start Input material
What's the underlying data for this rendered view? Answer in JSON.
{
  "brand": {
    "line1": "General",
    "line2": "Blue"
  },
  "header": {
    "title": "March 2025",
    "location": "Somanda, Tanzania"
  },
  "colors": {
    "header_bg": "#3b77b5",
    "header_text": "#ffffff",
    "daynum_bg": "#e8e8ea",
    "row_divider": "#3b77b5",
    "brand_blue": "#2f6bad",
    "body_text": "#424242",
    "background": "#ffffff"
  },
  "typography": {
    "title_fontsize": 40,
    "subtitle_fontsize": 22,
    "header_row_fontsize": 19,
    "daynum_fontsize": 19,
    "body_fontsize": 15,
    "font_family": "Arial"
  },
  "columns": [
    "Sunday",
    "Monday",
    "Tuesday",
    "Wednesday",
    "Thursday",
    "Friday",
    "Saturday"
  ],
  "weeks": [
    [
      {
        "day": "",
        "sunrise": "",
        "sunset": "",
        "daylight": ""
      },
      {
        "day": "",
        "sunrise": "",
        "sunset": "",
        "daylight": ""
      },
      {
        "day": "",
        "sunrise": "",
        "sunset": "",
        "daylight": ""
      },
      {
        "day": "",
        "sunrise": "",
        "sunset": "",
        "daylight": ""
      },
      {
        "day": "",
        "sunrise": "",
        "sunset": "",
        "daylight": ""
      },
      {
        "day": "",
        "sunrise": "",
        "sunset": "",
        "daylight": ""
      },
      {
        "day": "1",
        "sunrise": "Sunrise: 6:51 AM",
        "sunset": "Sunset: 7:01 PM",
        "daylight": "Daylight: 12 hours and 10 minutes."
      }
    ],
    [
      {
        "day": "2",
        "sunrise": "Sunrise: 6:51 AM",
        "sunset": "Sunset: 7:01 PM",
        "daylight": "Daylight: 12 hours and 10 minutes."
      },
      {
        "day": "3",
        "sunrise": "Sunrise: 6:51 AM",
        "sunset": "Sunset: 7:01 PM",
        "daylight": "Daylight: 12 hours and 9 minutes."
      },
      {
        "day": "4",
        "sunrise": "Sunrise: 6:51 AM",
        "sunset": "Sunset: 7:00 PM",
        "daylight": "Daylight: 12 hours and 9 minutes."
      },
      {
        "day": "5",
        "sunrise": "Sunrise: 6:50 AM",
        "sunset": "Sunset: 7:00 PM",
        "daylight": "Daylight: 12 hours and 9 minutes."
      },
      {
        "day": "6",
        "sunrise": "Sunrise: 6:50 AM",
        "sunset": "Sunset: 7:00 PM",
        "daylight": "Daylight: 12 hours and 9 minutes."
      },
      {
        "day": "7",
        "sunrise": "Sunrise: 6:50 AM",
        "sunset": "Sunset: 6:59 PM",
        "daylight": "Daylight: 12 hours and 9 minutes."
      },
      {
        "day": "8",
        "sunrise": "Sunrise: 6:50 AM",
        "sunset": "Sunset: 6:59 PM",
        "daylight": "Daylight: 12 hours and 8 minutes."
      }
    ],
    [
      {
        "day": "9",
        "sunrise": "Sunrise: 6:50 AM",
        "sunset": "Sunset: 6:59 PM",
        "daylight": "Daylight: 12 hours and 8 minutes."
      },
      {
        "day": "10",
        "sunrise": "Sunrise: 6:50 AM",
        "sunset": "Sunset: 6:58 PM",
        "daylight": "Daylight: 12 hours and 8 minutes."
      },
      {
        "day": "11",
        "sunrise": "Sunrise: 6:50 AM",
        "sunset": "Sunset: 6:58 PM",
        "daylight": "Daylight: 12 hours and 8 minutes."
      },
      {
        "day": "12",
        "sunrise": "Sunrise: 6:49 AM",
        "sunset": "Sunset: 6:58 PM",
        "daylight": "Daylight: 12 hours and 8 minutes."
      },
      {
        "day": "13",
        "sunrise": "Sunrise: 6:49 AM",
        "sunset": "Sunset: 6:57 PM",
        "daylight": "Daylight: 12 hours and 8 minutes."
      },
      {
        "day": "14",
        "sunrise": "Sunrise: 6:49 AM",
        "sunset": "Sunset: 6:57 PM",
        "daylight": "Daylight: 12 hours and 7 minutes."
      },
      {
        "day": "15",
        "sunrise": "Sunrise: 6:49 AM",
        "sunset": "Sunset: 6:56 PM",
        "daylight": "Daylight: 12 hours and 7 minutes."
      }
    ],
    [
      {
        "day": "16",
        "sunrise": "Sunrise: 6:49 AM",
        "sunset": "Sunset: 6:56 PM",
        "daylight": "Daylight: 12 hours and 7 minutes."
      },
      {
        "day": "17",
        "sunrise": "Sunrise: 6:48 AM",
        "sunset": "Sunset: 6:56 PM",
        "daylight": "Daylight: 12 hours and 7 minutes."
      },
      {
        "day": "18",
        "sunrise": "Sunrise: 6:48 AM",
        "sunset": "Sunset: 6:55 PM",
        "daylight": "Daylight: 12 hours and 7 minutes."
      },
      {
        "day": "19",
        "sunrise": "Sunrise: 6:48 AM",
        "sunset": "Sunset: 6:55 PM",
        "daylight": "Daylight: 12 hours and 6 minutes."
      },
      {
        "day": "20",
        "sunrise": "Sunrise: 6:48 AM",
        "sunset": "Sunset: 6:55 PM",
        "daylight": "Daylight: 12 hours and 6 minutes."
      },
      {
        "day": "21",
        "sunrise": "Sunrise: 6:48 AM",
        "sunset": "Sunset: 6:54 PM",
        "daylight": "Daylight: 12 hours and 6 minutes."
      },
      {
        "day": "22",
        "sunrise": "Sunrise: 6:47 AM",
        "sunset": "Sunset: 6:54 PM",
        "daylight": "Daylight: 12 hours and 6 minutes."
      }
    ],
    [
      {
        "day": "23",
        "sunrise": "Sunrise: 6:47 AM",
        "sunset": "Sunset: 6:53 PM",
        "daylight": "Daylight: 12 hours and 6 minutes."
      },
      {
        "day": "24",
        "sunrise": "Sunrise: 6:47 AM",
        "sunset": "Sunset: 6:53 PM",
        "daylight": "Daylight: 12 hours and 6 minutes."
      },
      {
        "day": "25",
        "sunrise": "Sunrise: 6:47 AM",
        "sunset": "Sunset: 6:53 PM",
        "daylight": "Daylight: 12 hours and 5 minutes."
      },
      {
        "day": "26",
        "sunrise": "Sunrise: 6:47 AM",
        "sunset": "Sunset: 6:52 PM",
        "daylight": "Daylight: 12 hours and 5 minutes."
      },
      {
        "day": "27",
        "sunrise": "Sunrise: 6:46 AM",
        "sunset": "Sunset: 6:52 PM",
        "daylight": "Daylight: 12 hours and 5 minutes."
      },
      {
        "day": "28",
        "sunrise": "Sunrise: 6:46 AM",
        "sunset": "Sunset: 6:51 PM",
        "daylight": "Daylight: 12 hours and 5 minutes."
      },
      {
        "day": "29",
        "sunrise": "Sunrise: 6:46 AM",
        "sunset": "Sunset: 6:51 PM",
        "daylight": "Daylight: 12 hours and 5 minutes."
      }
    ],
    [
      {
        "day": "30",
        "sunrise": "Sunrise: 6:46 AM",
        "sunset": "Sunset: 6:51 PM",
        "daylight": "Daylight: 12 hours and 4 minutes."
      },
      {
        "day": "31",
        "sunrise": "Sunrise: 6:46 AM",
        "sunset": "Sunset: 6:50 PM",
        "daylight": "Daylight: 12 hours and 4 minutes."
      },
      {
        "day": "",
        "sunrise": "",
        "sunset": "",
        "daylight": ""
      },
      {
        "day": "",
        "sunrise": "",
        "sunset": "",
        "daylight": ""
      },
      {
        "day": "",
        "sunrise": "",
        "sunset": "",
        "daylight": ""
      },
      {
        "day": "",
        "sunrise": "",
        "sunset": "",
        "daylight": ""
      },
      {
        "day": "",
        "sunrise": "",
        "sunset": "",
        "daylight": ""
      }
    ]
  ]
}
end Input material
*Problem requirements*. What do the records say? Quote them all exactly.

*Output of the task*.
What's the underlying data for this rendered view? Answer in JSON.
{
  "brand": {
    "line1": "General",
    "line2": "Blue"
  },
  "header": {
    "title": "March 2025",
    "location": "Somanda, Tanzania"
  },
  "colors": {
    "header_bg": "#3b77b5",
    "header_text": "#ffffff",
    "daynum_bg": "#e8e8ea",
    "row_divider": "#3b77b5",
    "brand_blue": "#2f6bad",
    "body_text": "#424242",
    "background": "#ffffff"
  },
  "typography": {
    "title_fontsize": 40,
    "subtitle_fontsize": 22,
    "header_row_fontsize": 19,
    "daynum_fontsize": 19,
    "body_fontsize": 15,
    "font_family": "Arial"
  },
  "columns": [
    "Sunday",
    "Monday",
    "Tuesday",
    "Wednesday",
    "Thursday",
    "Friday",
    "Saturday"
  ],
  "weeks": [
    [
      {
        "day": "",
        "sunrise": "",
        "sunset": "",
        "daylight": ""
      },
      {
        "day": "",
        "sunrise": "",
        "sunset": "",
        "daylight": ""
      },
      {
        "day": "",
        "sunrise": "",
        "sunset": "",
        "daylight": ""
      },
      {
        "day": "",
        "sunrise": "",
        "sunset": "",
        "daylight": ""
      },
      {
        "day": "",
        "sunrise": "",
        "sunset": "",
        "daylight": ""
      },
      {
        "day": "",
        "sunrise": "",
        "sunset": "",
        "daylight": ""
      },
      {
        "day": "1",
        "sunrise": "Sunrise: 6:51 AM",
        "sunset": "Sunset: 7:01 PM",
        "daylight": "Daylight: 12 hours and 10 minutes."
      }
    ],
    [
      {
        "day": "2",
        "sunrise": "Sunrise: 6:51 AM",
        "sunset": "Sunset: 7:01 PM",
        "daylight": "Daylight: 12 hours and 10 minutes."
      },
      {
        "day": "3",
        "sunrise": "Sunrise: 6:51 AM",
        "sunset": "Sunset: 7:01 PM",
        "daylight": "Daylight: 12 hours and 9 minutes."
      },
      {
        "day": "4",
        "sunrise": "Sunrise: 6:51 AM",
        "sunset": "Sunset: 7:00 PM",
        "daylight": "Daylight: 12 hours and 9 minutes."
      },
      {
        "day": "5",
        "sunrise": "Sunrise: 6:50 AM",
        "sunset": "Sunset: 7:00 PM",
        "daylight": "Daylight: 12 hours and 9 minutes."
      },
      {
        "day": "6",
        "sunrise": "Sunrise: 6:50 AM",
        "sunset": "Sunset: 7:00 PM",
        "daylight": "Daylight: 12 hours and 9 minutes."
      },
      {
        "day": "7",
        "sunrise": "Sunrise: 6:50 AM",
        "sunset": "Sunset: 6:59 PM",
        "daylight": "Daylight: 12 hours and 9 minutes."
      },
      {
        "day": "8",
        "sunrise": "Sunrise: 6:50 AM",
        "sunset": "Sunset: 6:59 PM",
        "daylight": "Daylight: 12 hours and 8 minutes."
      }
    ],
    [
      {
        "day": "9",
        "sunrise": "Sunrise: 6:50 AM",
        "sunset": "Sunset: 6:59 PM",
        "daylight": "Daylight: 12 hours and 8 minutes."
      },
      {
        "day": "10",
        "sunrise": "Sunrise: 6:50 AM",
        "sunset": "Sunset: 6:58 PM",
        "daylight": "Daylight: 12 hours and 8 minutes."
      },
      {
        "day": "11",
        "sunrise": "Sunrise: 6:50 AM",
        "sunset": "Sunset: 6:58 PM",
        "daylight": "Daylight: 12 hours and 8 minutes."
      },
      {
        "day": "12",
        "sunrise": "Sunrise: 6:49 AM",
        "sunset": "Sunset: 6:58 PM",
        "daylight": "Daylight: 12 hours and 8 minutes."
      },
      {
        "day": "13",
        "sunrise": "Sunrise: 6:49 AM",
        "sunset": "Sunset: 6:57 PM",
        "daylight": "Daylight: 12 hours and 8 minutes."
      },
      {
        "day": "14",
        "sunrise": "Sunrise: 6:49 AM",
        "sunset": "Sunset: 6:57 PM",
        "daylight": "Daylight: 12 hours and 7 minutes."
      },
      {
        "day": "15",
        "sunrise": "Sunrise: 6:49 AM",
        "sunset": "Sunset: 6:56 PM",
        "daylight": "Daylight: 12 hours and 7 minutes."
      }
    ],
    [
      {
        "day": "16",
        "sunrise": "Sunrise: 6:49 AM",
        "sunset": "Sunset: 6:56 PM",
        "daylight": "Daylight: 12 hours and 7 minutes."
      },
      {
        "day": "17",
        "sunrise": "Sunrise: 6:48 AM",
        "sunset": "Sunset: 6:56 PM",
        "daylight": "Daylight: 12 hours and 7 minutes."
      },
      {
        "day": "18",
        "sunrise": "Sunrise: 6:48 AM",
        "sunset": "Sunset: 6:55 PM",
        "daylight": "Daylight: 12 hours and 7 minutes."
      },
      {
        "day": "19",
        "sunrise": "Sunrise: 6:48 AM",
        "sunset": "Sunset: 6:55 PM",
        "daylight": "Daylight: 12 hours and 6 minutes."
      },
      {
        "day": "20",
        "sunrise": "Sunrise: 6:48 AM",
        "sunset": "Sunset: 6:55 PM",
        "daylight": "Daylight: 12 hours and 6 minutes."
      },
      {
        "day": "21",
        "sunrise": "Sunrise: 6:48 AM",
        "sunset": "Sunset: 6:54 PM",
        "daylight": "Daylight: 12 hours and 6 minutes."
      },
      {
        "day": "22",
        "sunrise": "Sunrise: 6:47 AM",
        "sunset": "Sunset: 6:54 PM",
        "daylight": "Daylight: 12 hours and 6 minutes."
      }
    ],
    [
      {
        "day": "23",
        "sunrise": "Sunrise: 6:47 AM",
        "sunset": "Sunset: 6:53 PM",
        "daylight": "Daylight: 12 hours and 6 minutes."
      },
      {
        "day": "24",
        "sunrise": "Sunrise: 6:47 AM",
        "sunset": "Sunset: 6:53 PM",
        "daylight": "Daylight: 12 hours and 6 minutes."
      },
      {
        "day": "25",
        "sunrise": "Sunrise: 6:47 AM",
        "sunset": "Sunset: 6:53 PM",
        "daylight": "Daylight: 12 hours and 5 minutes."
      },
      {
        "day": "26",
        "sunrise": "Sunrise: 6:47 AM",
        "sunset": "Sunset: 6:52 PM",
        "daylight": "Daylight: 12 hours and 5 minutes."
      },
      {
        "day": "27",
        "sunrise": "Sunrise: 6:46 AM",
        "sunset": "Sunset: 6:52 PM",
        "daylight": "Daylight: 12 hours and 5 minutes."
      },
      {
        "day": "28",
        "sunrise": "Sunrise: 6:46 AM",
        "sunset": "Sunset: 6:51 PM",
        "daylight": "Daylight: 12 hours and 5 minutes."
      },
      {
        "day": "29",
        "sunrise": "Sunrise: 6:46 AM",
        "sunset": "Sunset: 6:51 PM",
        "daylight": "Daylight: 12 hours and 5 minutes."
      }
    ],
    [
      {
        "day": "30",
        "sunrise": "Sunrise: 6:46 AM",
        "sunset": "Sunset: 6:51 PM",
        "daylight": "Daylight: 12 hours and 4 minutes."
      },
      {
        "day": "31",
        "sunrise": "Sunrise: 6:46 AM",
        "sunset": "Sunset: 6:50 PM",
        "daylight": "Daylight: 12 hours and 4 minutes."
      },
      {
        "day": "",
        "sunrise": "",
        "sunset": "",
        "daylight": ""
      },
      {
        "day": "",
        "sunrise": "",
        "sunset": "",
        "daylight": ""
      },
      {
        "day": "",
        "sunrise": "",
        "sunset": "",
        "daylight": ""
      },
      {
        "day": "",
        "sunrise": "",
        "sunset": "",
        "daylight": ""
      },
      {
        "day": "",
        "sunrise": "",
        "sunset": "",
        "daylight": ""
      }
    ]
  ]
}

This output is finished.